(Dataset rows about figures)
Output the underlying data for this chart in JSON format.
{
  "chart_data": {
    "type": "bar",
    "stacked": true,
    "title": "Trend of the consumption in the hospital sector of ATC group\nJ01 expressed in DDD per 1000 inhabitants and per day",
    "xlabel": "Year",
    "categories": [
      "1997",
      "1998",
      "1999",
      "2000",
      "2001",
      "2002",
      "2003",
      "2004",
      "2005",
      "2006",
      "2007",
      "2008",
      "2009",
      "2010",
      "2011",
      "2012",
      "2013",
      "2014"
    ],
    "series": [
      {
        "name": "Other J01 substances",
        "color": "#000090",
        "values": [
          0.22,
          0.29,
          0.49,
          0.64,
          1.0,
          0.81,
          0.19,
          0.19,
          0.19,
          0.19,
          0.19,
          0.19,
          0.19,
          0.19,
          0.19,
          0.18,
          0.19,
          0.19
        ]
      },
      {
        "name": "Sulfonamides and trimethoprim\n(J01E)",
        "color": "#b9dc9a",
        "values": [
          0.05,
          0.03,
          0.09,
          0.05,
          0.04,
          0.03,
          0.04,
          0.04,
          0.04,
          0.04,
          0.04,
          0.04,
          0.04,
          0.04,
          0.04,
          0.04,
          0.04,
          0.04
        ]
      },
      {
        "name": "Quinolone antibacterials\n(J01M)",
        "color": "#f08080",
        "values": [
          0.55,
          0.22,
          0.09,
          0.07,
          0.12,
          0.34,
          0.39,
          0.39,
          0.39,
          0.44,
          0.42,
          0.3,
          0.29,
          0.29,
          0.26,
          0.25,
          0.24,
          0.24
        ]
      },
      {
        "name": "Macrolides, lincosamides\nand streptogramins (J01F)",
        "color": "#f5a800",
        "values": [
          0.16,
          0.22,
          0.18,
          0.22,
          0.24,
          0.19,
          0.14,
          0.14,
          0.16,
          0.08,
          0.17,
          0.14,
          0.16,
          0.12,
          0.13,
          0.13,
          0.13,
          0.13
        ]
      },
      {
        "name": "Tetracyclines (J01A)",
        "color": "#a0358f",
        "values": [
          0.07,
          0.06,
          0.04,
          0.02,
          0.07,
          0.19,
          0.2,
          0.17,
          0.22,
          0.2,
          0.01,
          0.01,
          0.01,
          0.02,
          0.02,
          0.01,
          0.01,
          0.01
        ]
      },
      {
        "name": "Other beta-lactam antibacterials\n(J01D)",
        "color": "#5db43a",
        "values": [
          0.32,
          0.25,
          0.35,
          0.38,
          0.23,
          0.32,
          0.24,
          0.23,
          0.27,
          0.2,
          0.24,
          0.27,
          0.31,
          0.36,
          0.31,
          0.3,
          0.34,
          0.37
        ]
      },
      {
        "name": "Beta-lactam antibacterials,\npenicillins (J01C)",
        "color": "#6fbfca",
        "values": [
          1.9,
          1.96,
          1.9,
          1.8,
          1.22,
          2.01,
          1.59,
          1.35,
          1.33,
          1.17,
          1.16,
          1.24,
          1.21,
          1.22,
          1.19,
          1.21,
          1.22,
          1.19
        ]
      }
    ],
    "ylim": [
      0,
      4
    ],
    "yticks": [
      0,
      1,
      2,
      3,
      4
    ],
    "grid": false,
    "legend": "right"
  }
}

• **Task description**: Scan the data, and report each line that uses the word "color".

• **Response box**:
        "color": "#000090",
        "color": "#b9dc9a",
        "color": "#f08080",
        "color": "#f5a800",
        "color": "#a0358f",
        "color": "#5db43a",
        "color": "#6fbfca",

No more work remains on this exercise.